:: Provided information ::

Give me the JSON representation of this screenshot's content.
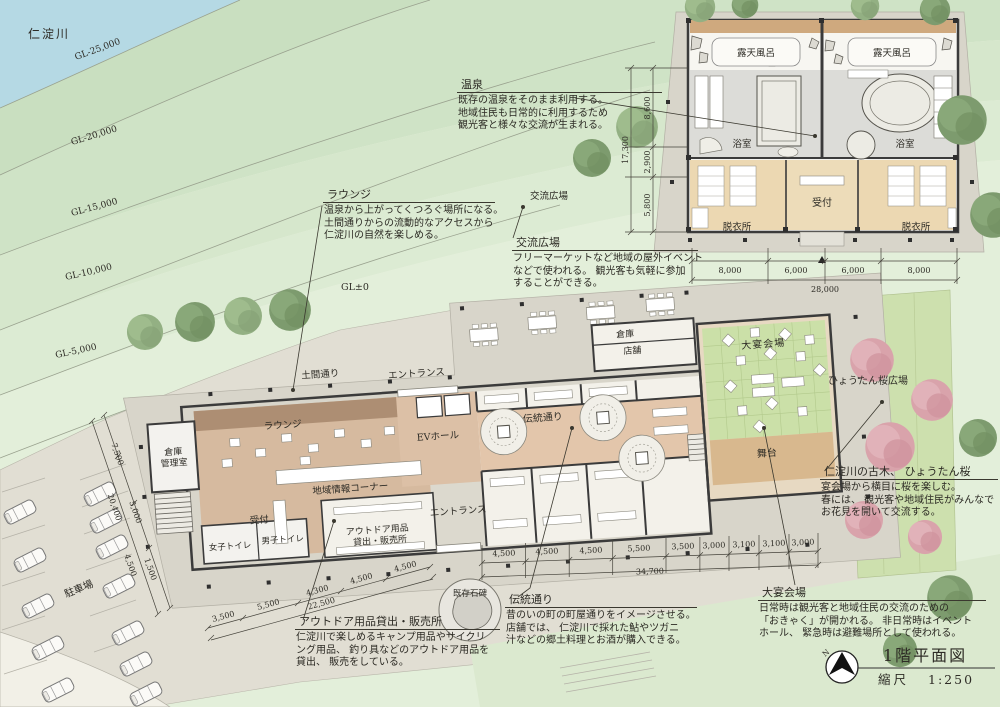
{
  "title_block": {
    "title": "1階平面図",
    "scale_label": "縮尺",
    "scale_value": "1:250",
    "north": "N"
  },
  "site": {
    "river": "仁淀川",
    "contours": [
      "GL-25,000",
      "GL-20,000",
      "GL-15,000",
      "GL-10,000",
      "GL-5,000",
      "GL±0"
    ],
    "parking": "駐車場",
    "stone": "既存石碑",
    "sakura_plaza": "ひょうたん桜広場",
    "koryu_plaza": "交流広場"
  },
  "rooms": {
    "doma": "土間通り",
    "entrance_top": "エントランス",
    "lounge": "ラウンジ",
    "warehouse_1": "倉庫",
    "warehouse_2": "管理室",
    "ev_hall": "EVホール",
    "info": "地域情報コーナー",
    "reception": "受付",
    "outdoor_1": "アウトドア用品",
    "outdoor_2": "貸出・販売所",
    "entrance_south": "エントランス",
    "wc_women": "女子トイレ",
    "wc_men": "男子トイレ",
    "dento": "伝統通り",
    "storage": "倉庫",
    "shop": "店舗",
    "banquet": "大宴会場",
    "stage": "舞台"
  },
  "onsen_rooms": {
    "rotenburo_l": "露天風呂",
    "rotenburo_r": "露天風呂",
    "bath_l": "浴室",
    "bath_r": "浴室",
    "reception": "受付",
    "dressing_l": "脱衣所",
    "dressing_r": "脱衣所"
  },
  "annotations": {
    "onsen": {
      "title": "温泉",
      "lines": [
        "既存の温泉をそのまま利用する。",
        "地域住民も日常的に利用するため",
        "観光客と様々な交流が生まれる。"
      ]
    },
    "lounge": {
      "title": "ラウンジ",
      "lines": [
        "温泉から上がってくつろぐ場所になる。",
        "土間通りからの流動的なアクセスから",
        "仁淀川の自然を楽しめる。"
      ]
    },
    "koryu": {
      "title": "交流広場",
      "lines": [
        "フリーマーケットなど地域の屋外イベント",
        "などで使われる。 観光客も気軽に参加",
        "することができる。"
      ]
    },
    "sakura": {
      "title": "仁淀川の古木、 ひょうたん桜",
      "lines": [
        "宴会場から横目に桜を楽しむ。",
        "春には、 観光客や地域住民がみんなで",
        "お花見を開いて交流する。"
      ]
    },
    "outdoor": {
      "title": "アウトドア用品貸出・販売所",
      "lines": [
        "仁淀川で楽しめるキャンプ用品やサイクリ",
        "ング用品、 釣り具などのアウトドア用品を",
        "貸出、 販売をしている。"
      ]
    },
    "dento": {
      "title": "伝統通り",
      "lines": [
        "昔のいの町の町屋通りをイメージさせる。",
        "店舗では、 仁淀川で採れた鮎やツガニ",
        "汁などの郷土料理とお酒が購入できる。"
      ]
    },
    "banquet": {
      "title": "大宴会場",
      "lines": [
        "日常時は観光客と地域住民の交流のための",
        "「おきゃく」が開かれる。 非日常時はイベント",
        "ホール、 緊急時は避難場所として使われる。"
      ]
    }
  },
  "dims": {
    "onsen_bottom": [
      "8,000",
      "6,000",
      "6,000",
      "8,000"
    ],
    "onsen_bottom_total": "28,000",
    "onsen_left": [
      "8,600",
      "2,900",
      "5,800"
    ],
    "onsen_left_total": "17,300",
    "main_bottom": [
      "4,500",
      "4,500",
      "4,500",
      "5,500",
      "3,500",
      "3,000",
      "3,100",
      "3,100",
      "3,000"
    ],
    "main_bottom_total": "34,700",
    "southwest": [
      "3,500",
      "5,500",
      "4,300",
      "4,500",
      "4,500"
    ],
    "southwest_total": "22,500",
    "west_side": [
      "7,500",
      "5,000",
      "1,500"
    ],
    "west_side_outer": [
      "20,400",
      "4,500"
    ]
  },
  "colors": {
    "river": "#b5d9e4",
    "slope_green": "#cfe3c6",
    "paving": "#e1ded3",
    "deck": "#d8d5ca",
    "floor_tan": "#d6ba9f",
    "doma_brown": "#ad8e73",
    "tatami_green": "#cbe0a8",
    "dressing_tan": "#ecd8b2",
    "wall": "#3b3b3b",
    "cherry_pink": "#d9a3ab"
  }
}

:::

▶ Goal
Make an exact copy of the records shown above, without the pictures.

▶ Written answer
Give me the JSON representation of this screenshot's content.
{
  "title_block": {
    "title": "1階平面図",
    "scale_label": "縮尺",
    "scale_value": "1:250",
    "north": "N"
  },
  "site": {
    "river": "仁淀川",
    "contours": [
      "GL-25,000",
      "GL-20,000",
      "GL-15,000",
      "GL-10,000",
      "GL-5,000",
      "GL±0"
    ],
    "parking": "駐車場",
    "stone": "既存石碑",
    "sakura_plaza": "ひょうたん桜広場",
    "koryu_plaza": "交流広場"
  },
  "rooms": {
    "doma": "土間通り",
    "entrance_top": "エントランス",
    "lounge": "ラウンジ",
    "warehouse_1": "倉庫",
    "warehouse_2": "管理室",
    "ev_hall": "EVホール",
    "info": "地域情報コーナー",
    "reception": "受付",
    "outdoor_1": "アウトドア用品",
    "outdoor_2": "貸出・販売所",
    "entrance_south": "エントランス",
    "wc_women": "女子トイレ",
    "wc_men": "男子トイレ",
    "dento": "伝統通り",
    "storage": "倉庫",
    "shop": "店舗",
    "banquet": "大宴会場",
    "stage": "舞台"
  },
  "onsen_rooms": {
    "rotenburo_l": "露天風呂",
    "rotenburo_r": "露天風呂",
    "bath_l": "浴室",
    "bath_r": "浴室",
    "reception": "受付",
    "dressing_l": "脱衣所",
    "dressing_r": "脱衣所"
  },
  "annotations": {
    "onsen": {
      "title": "温泉",
      "lines": [
        "既存の温泉をそのまま利用する。",
        "地域住民も日常的に利用するため",
        "観光客と様々な交流が生まれる。"
      ]
    },
    "lounge": {
      "title": "ラウンジ",
      "lines": [
        "温泉から上がってくつろぐ場所になる。",
        "土間通りからの流動的なアクセスから",
        "仁淀川の自然を楽しめる。"
      ]
    },
    "koryu": {
      "title": "交流広場",
      "lines": [
        "フリーマーケットなど地域の屋外イベント",
        "などで使われる。 観光客も気軽に参加",
        "することができる。"
      ]
    },
    "sakura": {
      "title": "仁淀川の古木、 ひょうたん桜",
      "lines": [
        "宴会場から横目に桜を楽しむ。",
        "春には、 観光客や地域住民がみんなで",
        "お花見を開いて交流する。"
      ]
    },
    "outdoor": {
      "title": "アウトドア用品貸出・販売所",
      "lines": [
        "仁淀川で楽しめるキャンプ用品やサイクリ",
        "ング用品、 釣り具などのアウトドア用品を",
        "貸出、 販売をしている。"
      ]
    },
    "dento": {
      "title": "伝統通り",
      "lines": [
        "昔のいの町の町屋通りをイメージさせる。",
        "店舗では、 仁淀川で採れた鮎やツガニ",
        "汁などの郷土料理とお酒が購入できる。"
      ]
    },
    "banquet": {
      "title": "大宴会場",
      "lines": [
        "日常時は観光客と地域住民の交流のための",
        "「おきゃく」が開かれる。 非日常時はイベント",
        "ホール、 緊急時は避難場所として使われる。"
      ]
    }
  },
  "dims": {
    "onsen_bottom": [
      "8,000",
      "6,000",
      "6,000",
      "8,000"
    ],
    "onsen_bottom_total": "28,000",
    "onsen_left": [
      "8,600",
      "2,900",
      "5,800"
    ],
    "onsen_left_total": "17,300",
    "main_bottom": [
      "4,500",
      "4,500",
      "4,500",
      "5,500",
      "3,500",
      "3,000",
      "3,100",
      "3,100",
      "3,000"
    ],
    "main_bottom_total": "34,700",
    "southwest": [
      "3,500",
      "5,500",
      "4,300",
      "4,500",
      "4,500"
    ],
    "southwest_total": "22,500",
    "west_side": [
      "7,500",
      "5,000",
      "1,500"
    ],
    "west_side_outer": [
      "20,400",
      "4,500"
    ]
  },
  "colors": {
    "river": "#b5d9e4",
    "slope_green": "#cfe3c6",
    "paving": "#e1ded3",
    "deck": "#d8d5ca",
    "floor_tan": "#d6ba9f",
    "doma_brown": "#ad8e73",
    "tatami_green": "#cbe0a8",
    "dressing_tan": "#ecd8b2",
    "wall": "#3b3b3b",
    "cherry_pink": "#d9a3ab"
  }
}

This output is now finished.